▶ [Alıştırma Bölümleri]
1. Verilen metinde NLP kısaltmasının Türkçe karşılığı olarak hangi ad geçmektedir?
2. Verilen metne göre NLP'nin ne için kullanılan bir yöntem olarak tanımlandığını açıklayınız.

▶ [Verilen Metin]
X

Biricik dünyanızda kim yaşıyor?

İş veya sosyal yaşamınızda sizden farklı davranan kişilere anlam veremediğiniz oluyor mu? Veya bunu mantıklı bir nedene dayandıramadığınız? Nasıl olur da böyle düşünebilir veya bu duruma nasıl böyle tepki verebilir dediğiniz? Hatta en yakın arkadaşınızı tanımadığınızı düşündüğünüz zamanlar olmuyor mu?

İnsanların böyle beklenmedik, size göre farklı veya garip gelen davranışlarının da tabi ki bir nedeni var! Şimdi gelelim işin temeline, temsil sistemlerinden bahsettiğim yazımda da NLP’den kısaca bahsetmiştim; NLP yani Neuro Linguistic Programming “Sinirsel Dil Programlama Yöntemi” yaşamımızda üzerinde düşünmeden, otomatik olarak gerçekleştirmiş olduğumuz algılama, düşünme ve davranış süreçlerini, bilinçli hale getirme ve geliştirmede etkin olarak kullanılan bir yöntem olarak tanımlanıyor.

▶ [Bir veri bloğu]
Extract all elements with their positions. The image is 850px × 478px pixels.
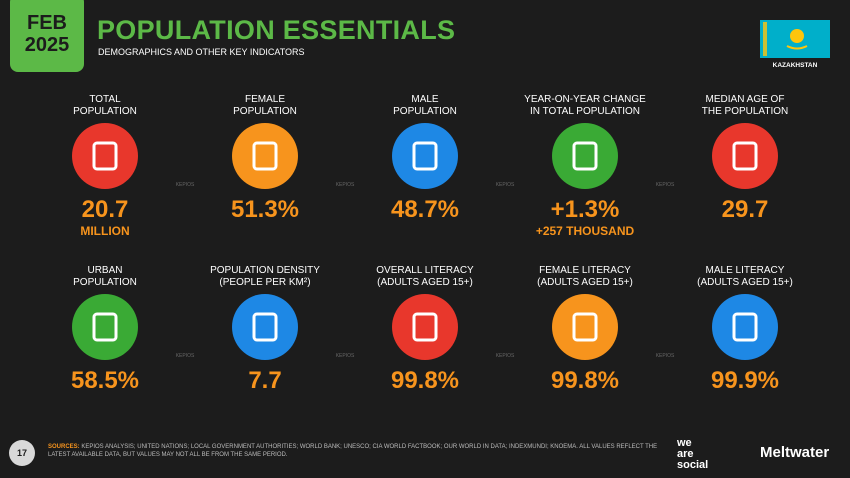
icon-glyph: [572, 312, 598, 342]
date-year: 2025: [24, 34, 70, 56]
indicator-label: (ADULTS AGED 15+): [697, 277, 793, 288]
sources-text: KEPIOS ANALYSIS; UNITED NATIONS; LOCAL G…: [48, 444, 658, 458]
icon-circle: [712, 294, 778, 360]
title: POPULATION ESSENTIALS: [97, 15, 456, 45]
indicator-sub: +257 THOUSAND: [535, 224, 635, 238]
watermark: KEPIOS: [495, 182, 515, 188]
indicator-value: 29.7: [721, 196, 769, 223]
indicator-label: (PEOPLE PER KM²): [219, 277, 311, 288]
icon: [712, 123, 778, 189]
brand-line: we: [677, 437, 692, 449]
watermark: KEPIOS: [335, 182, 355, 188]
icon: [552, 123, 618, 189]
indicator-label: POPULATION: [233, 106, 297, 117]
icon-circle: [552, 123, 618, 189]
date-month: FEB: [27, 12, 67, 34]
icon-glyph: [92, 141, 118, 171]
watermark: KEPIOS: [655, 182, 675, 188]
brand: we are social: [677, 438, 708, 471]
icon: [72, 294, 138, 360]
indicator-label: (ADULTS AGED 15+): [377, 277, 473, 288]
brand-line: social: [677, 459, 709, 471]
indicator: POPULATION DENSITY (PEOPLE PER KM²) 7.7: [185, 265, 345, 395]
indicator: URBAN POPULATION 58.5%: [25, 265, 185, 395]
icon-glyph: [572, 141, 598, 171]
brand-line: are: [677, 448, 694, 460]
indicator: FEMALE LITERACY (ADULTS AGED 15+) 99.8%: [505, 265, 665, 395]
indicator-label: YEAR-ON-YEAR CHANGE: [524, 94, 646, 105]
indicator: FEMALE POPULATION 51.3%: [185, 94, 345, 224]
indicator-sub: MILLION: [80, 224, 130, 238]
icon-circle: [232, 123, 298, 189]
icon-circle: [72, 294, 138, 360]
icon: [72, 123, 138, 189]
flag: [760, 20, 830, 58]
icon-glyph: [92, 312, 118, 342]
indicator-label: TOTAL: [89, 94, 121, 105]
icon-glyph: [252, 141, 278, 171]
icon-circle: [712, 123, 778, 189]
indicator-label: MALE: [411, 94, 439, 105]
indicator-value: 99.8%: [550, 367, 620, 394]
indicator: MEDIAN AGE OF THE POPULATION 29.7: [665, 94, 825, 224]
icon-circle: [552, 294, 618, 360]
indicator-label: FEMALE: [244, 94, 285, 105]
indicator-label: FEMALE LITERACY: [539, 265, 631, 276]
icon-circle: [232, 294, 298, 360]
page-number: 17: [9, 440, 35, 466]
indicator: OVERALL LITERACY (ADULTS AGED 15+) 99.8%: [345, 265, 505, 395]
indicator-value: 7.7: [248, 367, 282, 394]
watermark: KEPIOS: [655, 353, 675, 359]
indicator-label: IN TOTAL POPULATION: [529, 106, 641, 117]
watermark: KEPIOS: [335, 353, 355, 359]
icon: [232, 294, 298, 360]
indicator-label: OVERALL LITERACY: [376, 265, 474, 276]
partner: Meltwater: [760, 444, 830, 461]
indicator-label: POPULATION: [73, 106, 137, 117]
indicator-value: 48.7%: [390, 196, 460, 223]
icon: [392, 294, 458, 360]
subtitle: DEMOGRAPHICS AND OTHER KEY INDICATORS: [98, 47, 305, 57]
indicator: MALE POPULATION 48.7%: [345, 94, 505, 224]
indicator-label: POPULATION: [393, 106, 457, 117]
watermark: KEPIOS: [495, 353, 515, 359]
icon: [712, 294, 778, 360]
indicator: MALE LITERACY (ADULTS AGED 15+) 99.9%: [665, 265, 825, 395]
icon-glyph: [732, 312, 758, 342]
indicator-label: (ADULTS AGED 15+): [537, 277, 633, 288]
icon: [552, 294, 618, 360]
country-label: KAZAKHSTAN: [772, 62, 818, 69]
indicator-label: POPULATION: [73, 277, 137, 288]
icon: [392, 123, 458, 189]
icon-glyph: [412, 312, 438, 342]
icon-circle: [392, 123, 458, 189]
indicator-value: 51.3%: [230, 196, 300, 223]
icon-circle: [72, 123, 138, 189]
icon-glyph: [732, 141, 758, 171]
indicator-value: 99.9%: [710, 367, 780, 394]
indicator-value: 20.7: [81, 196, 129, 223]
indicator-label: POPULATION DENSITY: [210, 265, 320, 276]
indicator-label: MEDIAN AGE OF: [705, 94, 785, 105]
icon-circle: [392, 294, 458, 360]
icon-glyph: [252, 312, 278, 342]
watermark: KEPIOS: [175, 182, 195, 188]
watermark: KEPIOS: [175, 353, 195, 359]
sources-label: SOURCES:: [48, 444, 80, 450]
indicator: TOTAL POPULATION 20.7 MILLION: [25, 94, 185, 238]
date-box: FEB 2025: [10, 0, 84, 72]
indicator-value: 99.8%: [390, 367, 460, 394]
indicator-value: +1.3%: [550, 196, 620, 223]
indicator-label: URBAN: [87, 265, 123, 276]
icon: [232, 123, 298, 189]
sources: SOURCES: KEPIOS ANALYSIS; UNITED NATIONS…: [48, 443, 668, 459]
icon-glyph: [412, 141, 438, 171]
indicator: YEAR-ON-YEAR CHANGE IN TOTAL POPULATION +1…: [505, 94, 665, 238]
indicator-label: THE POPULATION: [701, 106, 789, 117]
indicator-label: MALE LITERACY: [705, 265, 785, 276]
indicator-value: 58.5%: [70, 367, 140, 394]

▶ [Görev Yanıtları]
1. Sinirsel Dil Programlama Yöntemi.

2. Metne göre NLP, yaşamımızda üzerinde düşünmeden, otomatik olarak gerçekleştirdiğimiz algılama, düşünme ve davranış süreçlerini bilinçli hale getirmede ve geliştirmede etkin olarak kullanılan bir yöntemdir.